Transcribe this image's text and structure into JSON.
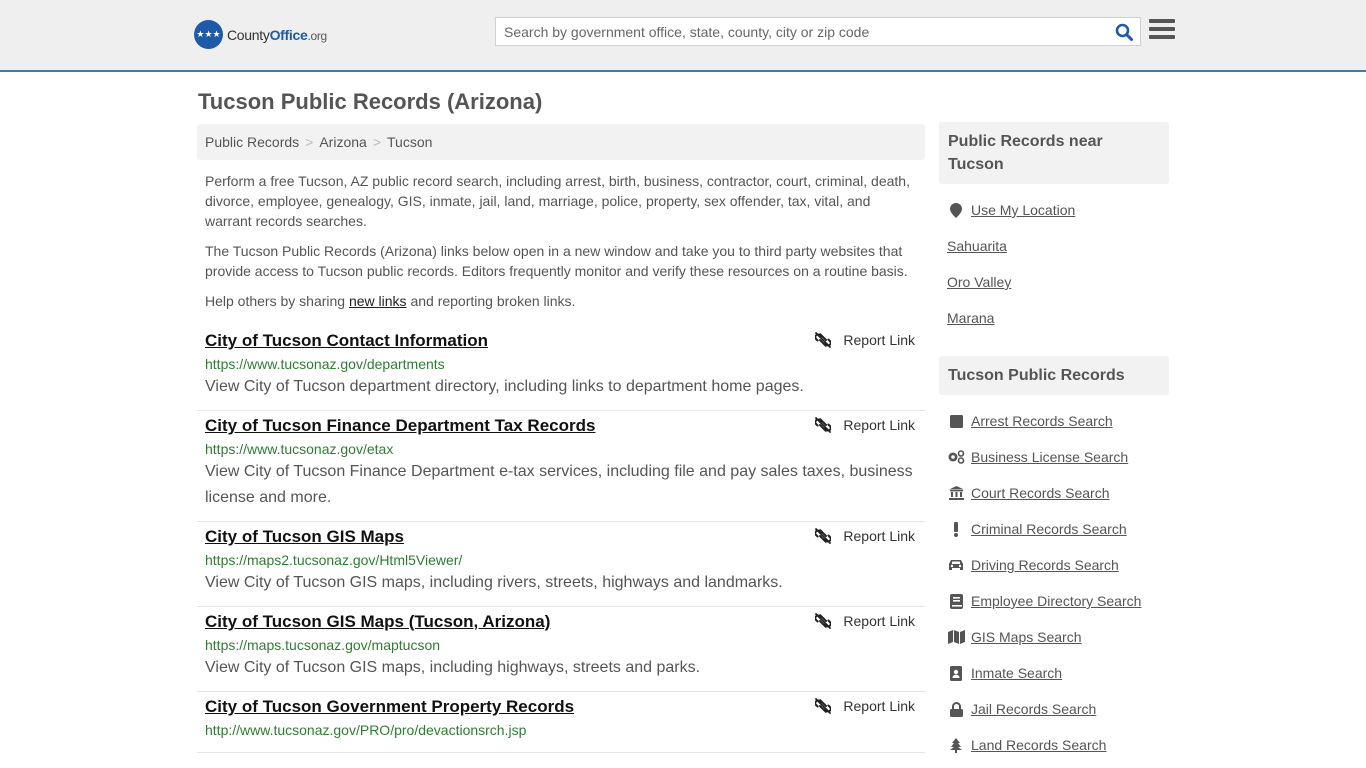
{
  "header": {
    "logo_text_pre": "County",
    "logo_text_bold": "Office",
    "logo_text_suffix": ".org",
    "search_placeholder": "Search by government office, state, county, city or zip code"
  },
  "page_title": "Tucson Public Records (Arizona)",
  "breadcrumb": [
    "Public Records",
    "Arizona",
    "Tucson"
  ],
  "intro": {
    "p1": "Perform a free Tucson, AZ public record search, including arrest, birth, business, contractor, court, criminal, death, divorce, employee, genealogy, GIS, inmate, jail, land, marriage, police, property, sex offender, tax, vital, and warrant records searches.",
    "p2": "The Tucson Public Records (Arizona) links below open in a new window and take you to third party websites that provide access to Tucson public records. Editors frequently monitor and verify these resources on a routine basis.",
    "p3_pre": "Help others by sharing ",
    "p3_link": "new links",
    "p3_post": " and reporting broken links."
  },
  "report_label": "Report Link",
  "records": [
    {
      "title": "City of Tucson Contact Information",
      "url": "https://www.tucsonaz.gov/departments",
      "desc": "View City of Tucson department directory, including links to department home pages."
    },
    {
      "title": "City of Tucson Finance Department Tax Records",
      "url": "https://www.tucsonaz.gov/etax",
      "desc": "View City of Tucson Finance Department e-tax services, including file and pay sales taxes, business license and more."
    },
    {
      "title": "City of Tucson GIS Maps",
      "url": "https://maps2.tucsonaz.gov/Html5Viewer/",
      "desc": "View City of Tucson GIS maps, including rivers, streets, highways and landmarks."
    },
    {
      "title": "City of Tucson GIS Maps (Tucson, Arizona)",
      "url": "https://maps.tucsonaz.gov/maptucson",
      "desc": "View City of Tucson GIS maps, including highways, streets and parks."
    },
    {
      "title": "City of Tucson Government Property Records",
      "url": "http://www.tucsonaz.gov/PRO/pro/devactionsrch.jsp",
      "desc": ""
    }
  ],
  "sidebar": {
    "near_title": "Public Records near Tucson",
    "use_location": "Use My Location",
    "nearby": [
      "Sahuarita",
      "Oro Valley",
      "Marana"
    ],
    "records_title": "Tucson Public Records",
    "links": [
      {
        "label": "Arrest Records Search",
        "icon": "square-icon"
      },
      {
        "label": "Business License Search",
        "icon": "gears-icon"
      },
      {
        "label": "Court Records Search",
        "icon": "courthouse-icon"
      },
      {
        "label": "Criminal Records Search",
        "icon": "exclamation-icon"
      },
      {
        "label": "Driving Records Search",
        "icon": "car-icon"
      },
      {
        "label": "Employee Directory Search",
        "icon": "book-icon"
      },
      {
        "label": "GIS Maps Search",
        "icon": "map-icon"
      },
      {
        "label": "Inmate Search",
        "icon": "id-badge-icon"
      },
      {
        "label": "Jail Records Search",
        "icon": "lock-icon"
      },
      {
        "label": "Land Records Search",
        "icon": "tree-icon"
      }
    ]
  }
}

__________________________________________________

What needs to be done - Select every line above that contains the word "streets", and copy it.

Task solution -
      "desc": "View City of Tucson GIS maps, including rivers, streets, highways and landmarks."
      "desc": "View City of Tucson GIS maps, including highways, streets and parks."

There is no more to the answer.